(Requirement)
Restate all of the data exactly.

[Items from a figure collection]
--------------------------------

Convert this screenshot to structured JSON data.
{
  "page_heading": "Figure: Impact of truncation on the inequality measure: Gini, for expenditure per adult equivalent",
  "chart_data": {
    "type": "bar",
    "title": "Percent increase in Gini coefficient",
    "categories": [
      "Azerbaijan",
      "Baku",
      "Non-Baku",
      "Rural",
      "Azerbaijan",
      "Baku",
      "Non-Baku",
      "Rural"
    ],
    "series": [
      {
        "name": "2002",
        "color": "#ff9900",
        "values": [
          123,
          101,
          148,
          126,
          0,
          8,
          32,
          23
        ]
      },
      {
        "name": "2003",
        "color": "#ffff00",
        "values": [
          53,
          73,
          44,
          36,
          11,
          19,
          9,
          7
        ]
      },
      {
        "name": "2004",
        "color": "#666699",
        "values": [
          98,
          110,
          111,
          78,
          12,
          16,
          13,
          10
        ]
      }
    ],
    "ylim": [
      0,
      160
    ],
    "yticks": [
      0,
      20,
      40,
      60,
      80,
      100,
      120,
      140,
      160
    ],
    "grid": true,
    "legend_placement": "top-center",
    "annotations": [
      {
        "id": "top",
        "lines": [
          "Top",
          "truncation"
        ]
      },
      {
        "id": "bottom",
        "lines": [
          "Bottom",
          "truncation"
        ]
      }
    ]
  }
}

--------------------------------

(Solution)
Convert this screenshot to structured JSON data.
{
  "page_heading": "Figure: Impact of truncation on the inequality measure: Gini, for expenditure per adult equivalent",
  "chart_data": {
    "type": "bar",
    "title": "Percent increase in Gini coefficient",
    "categories": [
      "Azerbaijan",
      "Baku",
      "Non-Baku",
      "Rural",
      "Azerbaijan",
      "Baku",
      "Non-Baku",
      "Rural"
    ],
    "series": [
      {
        "name": "2002",
        "color": "#ff9900",
        "values": [
          123,
          101,
          148,
          126,
          0,
          8,
          32,
          23
        ]
      },
      {
        "name": "2003",
        "color": "#ffff00",
        "values": [
          53,
          73,
          44,
          36,
          11,
          19,
          9,
          7
        ]
      },
      {
        "name": "2004",
        "color": "#666699",
        "values": [
          98,
          110,
          111,
          78,
          12,
          16,
          13,
          10
        ]
      }
    ],
    "ylim": [
      0,
      160
    ],
    "yticks": [
      0,
      20,
      40,
      60,
      80,
      100,
      120,
      140,
      160
    ],
    "grid": true,
    "legend_placement": "top-center",
    "annotations": [
      {
        "id": "top",
        "lines": [
          "Top",
          "truncation"
        ]
      },
      {
        "id": "bottom",
        "lines": [
          "Bottom",
          "truncation"
        ]
      }
    ]
  }
}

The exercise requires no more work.